### WHAT YOU HAVE TO DO
Pull each line holding the word "title" from the data.

Items from a figure collection:
--- START ---
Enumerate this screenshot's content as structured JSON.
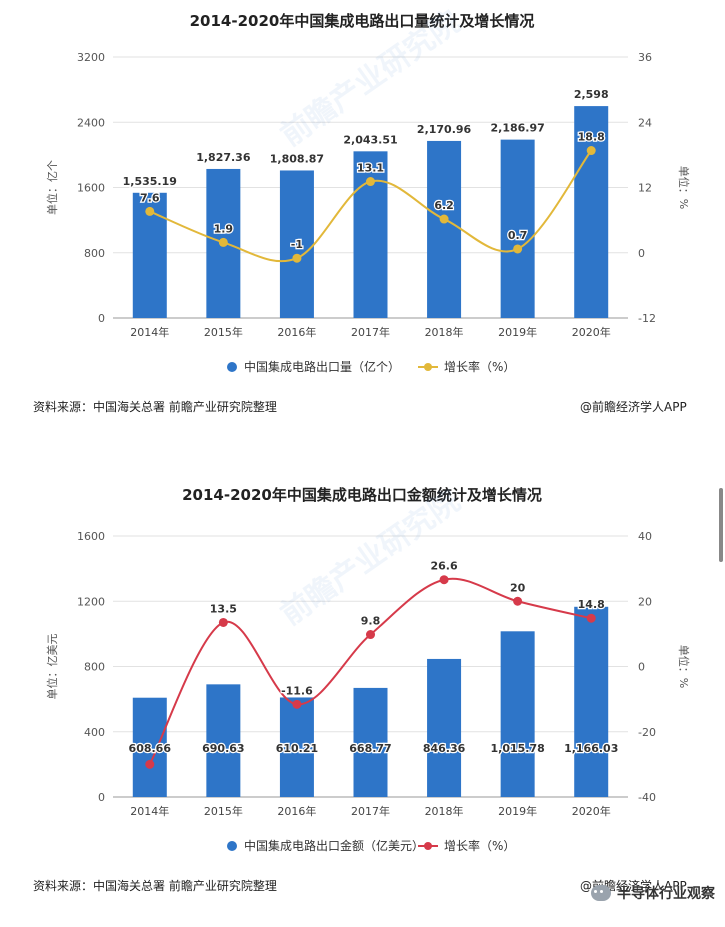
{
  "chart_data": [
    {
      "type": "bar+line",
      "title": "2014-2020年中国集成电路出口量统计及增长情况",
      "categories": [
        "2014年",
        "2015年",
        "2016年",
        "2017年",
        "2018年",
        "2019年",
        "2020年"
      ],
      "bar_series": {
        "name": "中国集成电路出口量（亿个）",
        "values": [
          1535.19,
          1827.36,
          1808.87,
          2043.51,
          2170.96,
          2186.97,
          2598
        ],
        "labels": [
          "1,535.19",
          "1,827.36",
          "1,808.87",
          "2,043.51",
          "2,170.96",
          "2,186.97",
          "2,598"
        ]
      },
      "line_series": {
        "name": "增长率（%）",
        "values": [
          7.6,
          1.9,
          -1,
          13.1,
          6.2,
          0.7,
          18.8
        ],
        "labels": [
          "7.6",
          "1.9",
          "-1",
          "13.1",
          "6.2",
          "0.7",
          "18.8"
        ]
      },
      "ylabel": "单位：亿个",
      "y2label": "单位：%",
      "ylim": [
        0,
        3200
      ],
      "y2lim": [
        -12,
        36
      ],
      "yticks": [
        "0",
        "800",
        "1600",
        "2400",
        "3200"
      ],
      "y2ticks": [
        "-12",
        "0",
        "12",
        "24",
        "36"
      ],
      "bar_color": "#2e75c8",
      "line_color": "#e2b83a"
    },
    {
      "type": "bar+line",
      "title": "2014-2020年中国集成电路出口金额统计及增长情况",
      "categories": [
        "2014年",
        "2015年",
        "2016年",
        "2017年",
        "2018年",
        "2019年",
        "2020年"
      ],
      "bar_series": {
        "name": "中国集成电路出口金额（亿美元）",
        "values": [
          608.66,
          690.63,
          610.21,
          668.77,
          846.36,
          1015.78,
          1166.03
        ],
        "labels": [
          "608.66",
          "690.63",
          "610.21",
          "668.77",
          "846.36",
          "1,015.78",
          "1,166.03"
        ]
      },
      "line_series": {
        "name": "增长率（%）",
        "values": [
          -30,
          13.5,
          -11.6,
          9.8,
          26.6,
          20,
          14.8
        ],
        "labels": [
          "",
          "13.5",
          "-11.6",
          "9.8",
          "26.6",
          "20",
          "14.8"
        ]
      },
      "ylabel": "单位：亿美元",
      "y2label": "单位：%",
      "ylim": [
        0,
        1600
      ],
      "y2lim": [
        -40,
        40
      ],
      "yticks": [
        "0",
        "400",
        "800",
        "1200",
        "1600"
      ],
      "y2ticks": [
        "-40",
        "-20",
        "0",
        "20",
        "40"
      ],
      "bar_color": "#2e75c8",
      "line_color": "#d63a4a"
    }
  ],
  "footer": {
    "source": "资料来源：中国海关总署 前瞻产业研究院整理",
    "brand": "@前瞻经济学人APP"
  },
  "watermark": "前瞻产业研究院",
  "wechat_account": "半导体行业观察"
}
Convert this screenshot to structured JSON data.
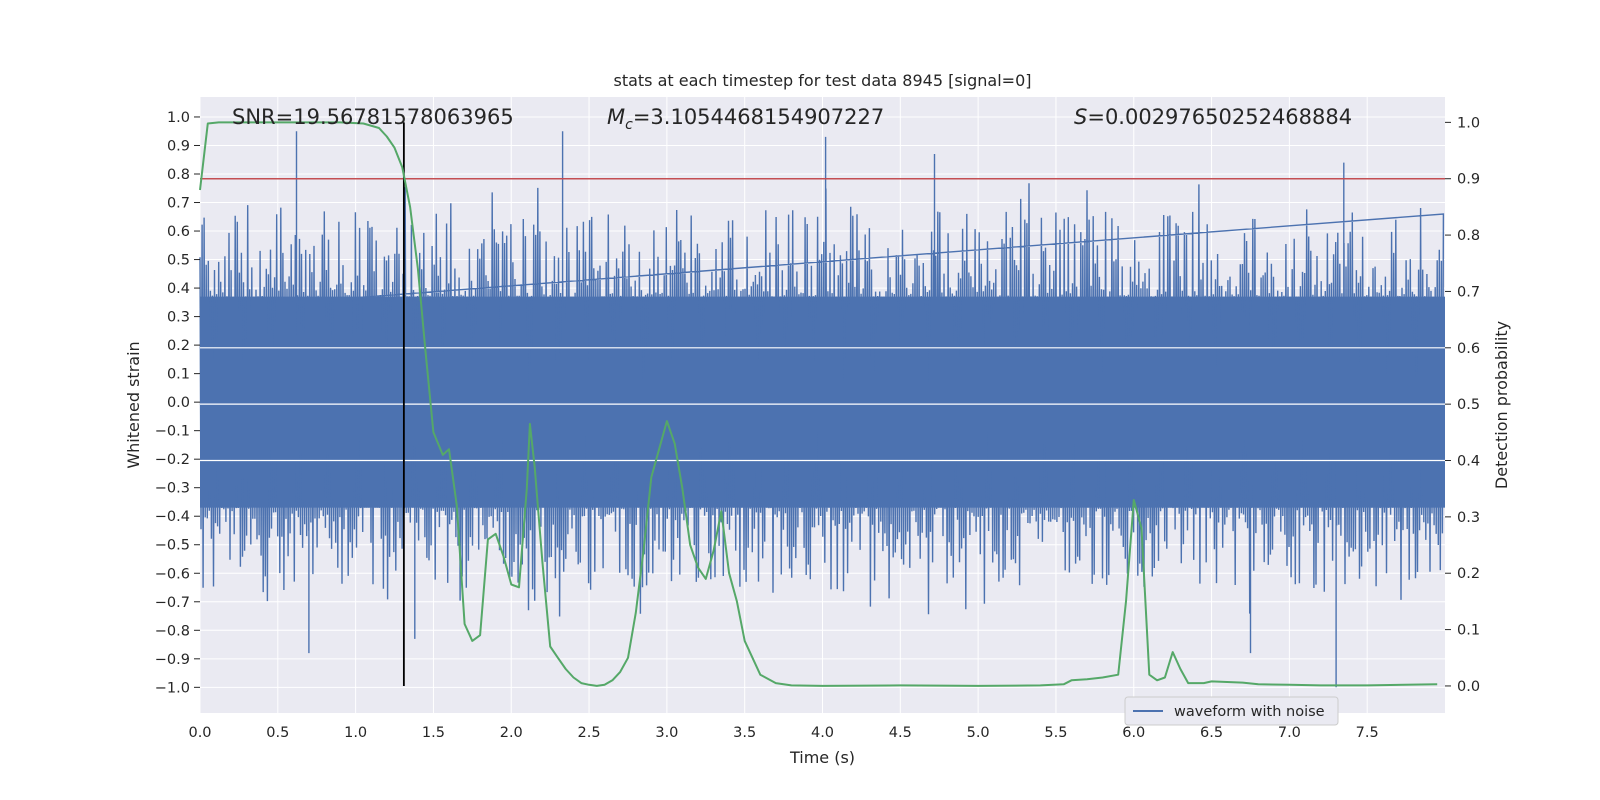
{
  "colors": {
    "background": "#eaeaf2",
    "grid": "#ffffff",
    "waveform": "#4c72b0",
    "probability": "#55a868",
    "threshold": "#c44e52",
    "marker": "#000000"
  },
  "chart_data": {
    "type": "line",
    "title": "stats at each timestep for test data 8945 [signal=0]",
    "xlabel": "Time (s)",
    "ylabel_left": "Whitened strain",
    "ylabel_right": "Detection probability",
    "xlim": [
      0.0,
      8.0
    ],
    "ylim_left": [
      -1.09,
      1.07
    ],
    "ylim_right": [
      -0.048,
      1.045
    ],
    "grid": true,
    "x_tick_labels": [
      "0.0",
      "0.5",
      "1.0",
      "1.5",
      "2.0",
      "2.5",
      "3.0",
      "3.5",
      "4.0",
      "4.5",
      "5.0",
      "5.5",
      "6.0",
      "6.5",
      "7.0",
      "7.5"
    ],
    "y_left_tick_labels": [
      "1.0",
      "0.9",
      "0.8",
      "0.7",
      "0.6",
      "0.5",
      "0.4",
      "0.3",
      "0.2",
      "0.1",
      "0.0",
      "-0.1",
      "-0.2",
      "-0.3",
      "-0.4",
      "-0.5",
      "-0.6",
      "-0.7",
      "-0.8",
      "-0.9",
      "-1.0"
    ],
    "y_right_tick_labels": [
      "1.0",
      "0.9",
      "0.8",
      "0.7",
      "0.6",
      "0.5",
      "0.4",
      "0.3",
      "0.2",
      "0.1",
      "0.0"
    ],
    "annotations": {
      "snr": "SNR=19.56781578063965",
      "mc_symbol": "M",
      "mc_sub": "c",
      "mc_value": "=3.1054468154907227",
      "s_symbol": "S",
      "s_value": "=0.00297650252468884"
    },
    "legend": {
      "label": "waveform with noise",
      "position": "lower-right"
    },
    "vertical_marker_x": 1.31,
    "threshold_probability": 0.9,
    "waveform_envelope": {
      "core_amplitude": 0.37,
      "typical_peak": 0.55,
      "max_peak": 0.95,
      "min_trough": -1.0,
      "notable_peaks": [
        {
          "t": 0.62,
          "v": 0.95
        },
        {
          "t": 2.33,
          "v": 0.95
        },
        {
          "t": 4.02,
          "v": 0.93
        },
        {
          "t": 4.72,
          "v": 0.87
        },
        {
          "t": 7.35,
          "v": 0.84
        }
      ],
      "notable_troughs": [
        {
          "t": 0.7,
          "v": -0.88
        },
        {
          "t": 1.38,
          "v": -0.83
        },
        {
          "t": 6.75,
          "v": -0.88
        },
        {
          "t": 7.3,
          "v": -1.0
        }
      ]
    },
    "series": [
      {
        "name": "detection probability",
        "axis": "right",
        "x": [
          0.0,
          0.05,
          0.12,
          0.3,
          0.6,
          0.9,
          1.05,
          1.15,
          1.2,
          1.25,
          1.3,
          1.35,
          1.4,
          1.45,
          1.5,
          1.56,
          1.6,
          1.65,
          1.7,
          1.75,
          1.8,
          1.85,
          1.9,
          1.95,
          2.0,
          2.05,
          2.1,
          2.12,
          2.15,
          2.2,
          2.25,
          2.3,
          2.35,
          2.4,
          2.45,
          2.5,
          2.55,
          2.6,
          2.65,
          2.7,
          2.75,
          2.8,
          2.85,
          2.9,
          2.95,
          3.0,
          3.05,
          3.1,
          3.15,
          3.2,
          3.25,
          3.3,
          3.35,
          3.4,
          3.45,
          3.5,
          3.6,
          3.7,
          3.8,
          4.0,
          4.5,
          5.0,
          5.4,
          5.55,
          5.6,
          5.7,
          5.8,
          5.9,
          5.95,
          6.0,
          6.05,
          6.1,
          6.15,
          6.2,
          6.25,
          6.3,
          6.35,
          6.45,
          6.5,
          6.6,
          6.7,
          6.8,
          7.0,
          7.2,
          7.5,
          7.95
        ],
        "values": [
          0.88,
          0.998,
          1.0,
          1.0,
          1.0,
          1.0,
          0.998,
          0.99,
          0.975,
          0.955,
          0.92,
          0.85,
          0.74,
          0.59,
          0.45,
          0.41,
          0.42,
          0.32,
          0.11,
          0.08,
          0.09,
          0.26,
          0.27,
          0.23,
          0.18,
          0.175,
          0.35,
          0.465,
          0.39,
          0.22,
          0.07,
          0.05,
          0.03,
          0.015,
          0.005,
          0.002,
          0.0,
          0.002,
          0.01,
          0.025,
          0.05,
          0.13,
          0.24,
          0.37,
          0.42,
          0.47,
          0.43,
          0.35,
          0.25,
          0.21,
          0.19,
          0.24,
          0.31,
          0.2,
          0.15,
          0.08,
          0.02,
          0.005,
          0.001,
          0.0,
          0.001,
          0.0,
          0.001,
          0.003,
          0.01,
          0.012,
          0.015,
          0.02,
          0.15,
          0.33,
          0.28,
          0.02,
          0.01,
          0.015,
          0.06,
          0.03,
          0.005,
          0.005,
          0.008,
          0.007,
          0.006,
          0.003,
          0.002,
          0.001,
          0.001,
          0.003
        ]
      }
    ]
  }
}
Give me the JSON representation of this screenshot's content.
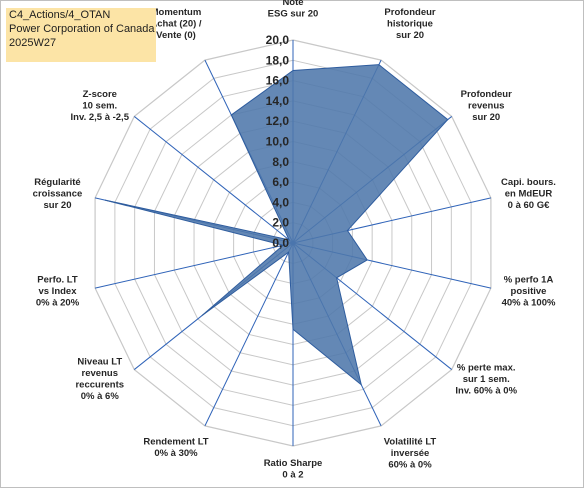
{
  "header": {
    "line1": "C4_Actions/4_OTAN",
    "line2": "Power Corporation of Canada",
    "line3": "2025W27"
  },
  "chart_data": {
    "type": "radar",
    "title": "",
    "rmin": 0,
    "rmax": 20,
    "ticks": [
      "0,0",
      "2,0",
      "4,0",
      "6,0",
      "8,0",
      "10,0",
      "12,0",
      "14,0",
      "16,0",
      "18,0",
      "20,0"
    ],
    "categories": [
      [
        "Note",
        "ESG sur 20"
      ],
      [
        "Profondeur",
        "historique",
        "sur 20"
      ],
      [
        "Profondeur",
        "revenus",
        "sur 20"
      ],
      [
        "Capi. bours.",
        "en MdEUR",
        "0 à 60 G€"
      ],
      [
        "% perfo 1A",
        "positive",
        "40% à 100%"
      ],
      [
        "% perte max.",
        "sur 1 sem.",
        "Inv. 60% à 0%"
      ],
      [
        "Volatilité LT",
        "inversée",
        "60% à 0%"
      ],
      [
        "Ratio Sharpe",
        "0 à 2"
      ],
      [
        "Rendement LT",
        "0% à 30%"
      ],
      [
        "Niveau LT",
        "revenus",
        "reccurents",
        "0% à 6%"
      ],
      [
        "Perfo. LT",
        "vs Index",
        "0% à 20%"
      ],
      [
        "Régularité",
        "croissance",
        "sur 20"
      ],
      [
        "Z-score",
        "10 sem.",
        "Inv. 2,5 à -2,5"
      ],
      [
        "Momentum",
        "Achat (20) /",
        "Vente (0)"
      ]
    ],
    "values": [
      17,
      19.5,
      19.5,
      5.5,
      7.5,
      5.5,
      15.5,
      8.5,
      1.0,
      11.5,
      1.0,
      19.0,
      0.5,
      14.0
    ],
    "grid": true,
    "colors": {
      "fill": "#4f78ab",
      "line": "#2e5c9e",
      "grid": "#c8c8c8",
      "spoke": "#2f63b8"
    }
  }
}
--- END ---
### COMPLETED TASK
      "title": "2014-2020年中国集成电路出口量统计及增长情况",
      "title": "2014-2020年中国集成电路出口金额统计及增长情况",
    "title": "stats at each timestep for test data 8945 [signal=0]",
    "title": "",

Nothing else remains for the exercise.